Quote the listing below in its entirety.

::: Listing

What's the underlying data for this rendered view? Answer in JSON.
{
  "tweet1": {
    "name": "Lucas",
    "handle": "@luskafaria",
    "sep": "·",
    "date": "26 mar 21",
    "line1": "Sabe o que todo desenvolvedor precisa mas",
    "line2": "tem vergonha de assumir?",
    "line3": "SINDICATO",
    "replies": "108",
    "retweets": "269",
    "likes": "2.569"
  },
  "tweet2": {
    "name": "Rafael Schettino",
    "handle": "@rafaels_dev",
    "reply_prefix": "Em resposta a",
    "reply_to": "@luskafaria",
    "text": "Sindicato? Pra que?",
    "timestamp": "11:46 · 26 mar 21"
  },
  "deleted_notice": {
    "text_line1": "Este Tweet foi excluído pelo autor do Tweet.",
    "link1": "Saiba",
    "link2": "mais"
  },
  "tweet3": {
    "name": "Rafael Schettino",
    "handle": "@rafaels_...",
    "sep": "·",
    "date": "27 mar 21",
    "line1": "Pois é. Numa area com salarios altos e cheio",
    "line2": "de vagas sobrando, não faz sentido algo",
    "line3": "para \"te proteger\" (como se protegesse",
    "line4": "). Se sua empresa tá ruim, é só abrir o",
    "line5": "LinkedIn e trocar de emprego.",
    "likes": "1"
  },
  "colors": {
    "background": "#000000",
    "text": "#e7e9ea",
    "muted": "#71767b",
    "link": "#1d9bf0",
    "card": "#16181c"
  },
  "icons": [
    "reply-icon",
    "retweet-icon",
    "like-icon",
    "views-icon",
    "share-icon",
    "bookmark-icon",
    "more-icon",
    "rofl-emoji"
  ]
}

::::::

* Answer
What's the underlying data for this rendered view? Answer in JSON.
{
  "tweet1": {
    "name": "Lucas",
    "handle": "@luskafaria",
    "sep": "·",
    "date": "26 mar 21",
    "line1": "Sabe o que todo desenvolvedor precisa mas",
    "line2": "tem vergonha de assumir?",
    "line3": "SINDICATO",
    "replies": "108",
    "retweets": "269",
    "likes": "2.569"
  },
  "tweet2": {
    "name": "Rafael Schettino",
    "handle": "@rafaels_dev",
    "reply_prefix": "Em resposta a",
    "reply_to": "@luskafaria",
    "text": "Sindicato? Pra que?",
    "timestamp": "11:46 · 26 mar 21"
  },
  "deleted_notice": {
    "text_line1": "Este Tweet foi excluído pelo autor do Tweet.",
    "link1": "Saiba",
    "link2": "mais"
  },
  "tweet3": {
    "name": "Rafael Schettino",
    "handle": "@rafaels_...",
    "sep": "·",
    "date": "27 mar 21",
    "line1": "Pois é. Numa area com salarios altos e cheio",
    "line2": "de vagas sobrando, não faz sentido algo",
    "line3": "para \"te proteger\" (como se protegesse",
    "line4": "). Se sua empresa tá ruim, é só abrir o",
    "line5": "LinkedIn e trocar de emprego.",
    "likes": "1"
  },
  "colors": {
    "background": "#000000",
    "text": "#e7e9ea",
    "muted": "#71767b",
    "link": "#1d9bf0",
    "card": "#16181c"
  },
  "icons": [
    "reply-icon",
    "retweet-icon",
    "like-icon",
    "views-icon",
    "share-icon",
    "bookmark-icon",
    "more-icon",
    "rofl-emoji"
  ]
}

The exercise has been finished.